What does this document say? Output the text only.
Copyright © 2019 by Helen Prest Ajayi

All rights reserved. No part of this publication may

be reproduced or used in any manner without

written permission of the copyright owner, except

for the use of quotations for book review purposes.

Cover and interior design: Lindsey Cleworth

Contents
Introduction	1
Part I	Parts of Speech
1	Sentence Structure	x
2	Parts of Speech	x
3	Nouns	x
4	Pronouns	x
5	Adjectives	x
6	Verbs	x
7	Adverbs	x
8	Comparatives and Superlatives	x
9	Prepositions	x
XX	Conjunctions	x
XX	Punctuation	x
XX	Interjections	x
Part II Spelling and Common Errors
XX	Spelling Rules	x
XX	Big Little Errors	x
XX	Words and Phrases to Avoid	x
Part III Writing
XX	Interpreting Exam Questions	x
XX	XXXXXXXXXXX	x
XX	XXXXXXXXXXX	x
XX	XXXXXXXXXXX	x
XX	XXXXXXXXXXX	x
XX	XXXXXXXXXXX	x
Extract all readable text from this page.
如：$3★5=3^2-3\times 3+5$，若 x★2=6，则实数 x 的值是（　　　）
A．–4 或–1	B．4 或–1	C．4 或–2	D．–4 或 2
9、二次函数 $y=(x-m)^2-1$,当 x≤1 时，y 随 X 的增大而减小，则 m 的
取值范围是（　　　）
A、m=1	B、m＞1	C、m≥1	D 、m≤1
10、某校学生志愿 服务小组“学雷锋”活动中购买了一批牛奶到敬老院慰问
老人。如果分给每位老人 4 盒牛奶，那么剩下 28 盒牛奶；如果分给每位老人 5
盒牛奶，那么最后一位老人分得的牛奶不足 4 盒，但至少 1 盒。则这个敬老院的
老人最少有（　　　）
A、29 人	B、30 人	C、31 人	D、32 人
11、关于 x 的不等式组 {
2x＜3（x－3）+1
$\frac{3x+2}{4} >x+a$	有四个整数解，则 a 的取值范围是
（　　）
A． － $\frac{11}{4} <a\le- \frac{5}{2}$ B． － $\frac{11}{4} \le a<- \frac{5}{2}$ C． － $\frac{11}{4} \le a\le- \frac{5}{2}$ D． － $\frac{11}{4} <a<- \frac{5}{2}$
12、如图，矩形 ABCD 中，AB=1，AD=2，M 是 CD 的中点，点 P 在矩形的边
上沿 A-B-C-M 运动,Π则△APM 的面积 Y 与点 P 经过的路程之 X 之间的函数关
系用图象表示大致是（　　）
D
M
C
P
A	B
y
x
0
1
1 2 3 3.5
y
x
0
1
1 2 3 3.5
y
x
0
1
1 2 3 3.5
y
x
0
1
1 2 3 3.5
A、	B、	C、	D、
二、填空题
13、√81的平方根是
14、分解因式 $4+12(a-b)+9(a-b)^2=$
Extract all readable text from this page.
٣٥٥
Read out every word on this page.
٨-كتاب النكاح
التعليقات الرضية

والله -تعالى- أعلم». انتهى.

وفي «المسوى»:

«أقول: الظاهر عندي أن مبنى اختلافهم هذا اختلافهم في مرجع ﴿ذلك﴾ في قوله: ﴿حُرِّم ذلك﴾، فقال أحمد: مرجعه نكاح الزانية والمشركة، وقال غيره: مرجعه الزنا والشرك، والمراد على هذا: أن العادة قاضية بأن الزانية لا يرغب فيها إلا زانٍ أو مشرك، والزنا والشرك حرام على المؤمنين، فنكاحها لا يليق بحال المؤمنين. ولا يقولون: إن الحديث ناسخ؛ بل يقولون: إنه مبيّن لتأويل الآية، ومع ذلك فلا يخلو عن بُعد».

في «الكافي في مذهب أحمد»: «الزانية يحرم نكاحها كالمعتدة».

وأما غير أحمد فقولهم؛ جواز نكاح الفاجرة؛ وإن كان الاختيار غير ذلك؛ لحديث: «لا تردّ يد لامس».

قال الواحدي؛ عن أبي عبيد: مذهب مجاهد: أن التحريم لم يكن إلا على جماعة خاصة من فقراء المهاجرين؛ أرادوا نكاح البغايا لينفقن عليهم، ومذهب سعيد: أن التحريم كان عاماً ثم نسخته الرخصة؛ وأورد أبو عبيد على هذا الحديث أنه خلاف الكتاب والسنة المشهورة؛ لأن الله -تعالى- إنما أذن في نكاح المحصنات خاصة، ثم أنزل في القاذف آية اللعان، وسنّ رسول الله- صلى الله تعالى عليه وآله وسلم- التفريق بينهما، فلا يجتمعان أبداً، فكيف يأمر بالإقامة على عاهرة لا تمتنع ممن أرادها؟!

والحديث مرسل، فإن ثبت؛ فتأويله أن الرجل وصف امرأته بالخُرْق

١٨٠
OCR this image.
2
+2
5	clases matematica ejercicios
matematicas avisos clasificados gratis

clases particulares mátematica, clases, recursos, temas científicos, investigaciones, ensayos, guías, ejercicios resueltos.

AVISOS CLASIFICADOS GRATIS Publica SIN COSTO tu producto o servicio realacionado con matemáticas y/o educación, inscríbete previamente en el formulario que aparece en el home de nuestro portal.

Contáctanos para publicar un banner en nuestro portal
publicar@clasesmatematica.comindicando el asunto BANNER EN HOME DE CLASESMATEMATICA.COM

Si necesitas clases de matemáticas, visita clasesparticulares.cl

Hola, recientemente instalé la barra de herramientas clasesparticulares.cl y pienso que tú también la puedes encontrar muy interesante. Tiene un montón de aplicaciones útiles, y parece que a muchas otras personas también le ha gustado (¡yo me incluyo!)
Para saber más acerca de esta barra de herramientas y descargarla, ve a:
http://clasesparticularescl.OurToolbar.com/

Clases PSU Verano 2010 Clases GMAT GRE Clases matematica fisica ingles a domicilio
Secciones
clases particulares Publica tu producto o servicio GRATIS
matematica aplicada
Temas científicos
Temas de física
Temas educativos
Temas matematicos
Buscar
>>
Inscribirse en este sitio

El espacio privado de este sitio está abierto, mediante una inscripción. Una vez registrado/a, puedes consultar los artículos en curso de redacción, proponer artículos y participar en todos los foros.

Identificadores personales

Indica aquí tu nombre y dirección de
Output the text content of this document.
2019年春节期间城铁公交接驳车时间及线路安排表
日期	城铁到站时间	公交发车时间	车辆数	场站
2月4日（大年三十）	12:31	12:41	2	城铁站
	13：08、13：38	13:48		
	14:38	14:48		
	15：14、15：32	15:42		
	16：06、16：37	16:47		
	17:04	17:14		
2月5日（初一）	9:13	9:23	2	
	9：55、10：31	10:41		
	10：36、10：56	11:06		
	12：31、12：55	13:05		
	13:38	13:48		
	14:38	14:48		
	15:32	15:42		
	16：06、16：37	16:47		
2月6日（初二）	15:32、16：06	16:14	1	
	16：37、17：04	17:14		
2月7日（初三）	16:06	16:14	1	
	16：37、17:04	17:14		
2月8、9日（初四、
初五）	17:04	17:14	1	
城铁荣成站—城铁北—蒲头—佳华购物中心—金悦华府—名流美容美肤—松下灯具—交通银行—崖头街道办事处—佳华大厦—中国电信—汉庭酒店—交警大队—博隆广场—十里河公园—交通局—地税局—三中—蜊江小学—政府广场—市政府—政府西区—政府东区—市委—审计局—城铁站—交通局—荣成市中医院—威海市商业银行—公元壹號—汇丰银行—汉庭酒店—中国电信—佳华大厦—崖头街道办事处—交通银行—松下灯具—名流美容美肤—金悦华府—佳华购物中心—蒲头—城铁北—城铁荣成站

========

* TASK DIRECTIONS:
Take every line from the data that contains the word "text".

* COMPLETE ANSWER:
What does this document say? Output the text only.
Extract all readable text from this page.
Extract all readable text from this page.
Output the text content of this document.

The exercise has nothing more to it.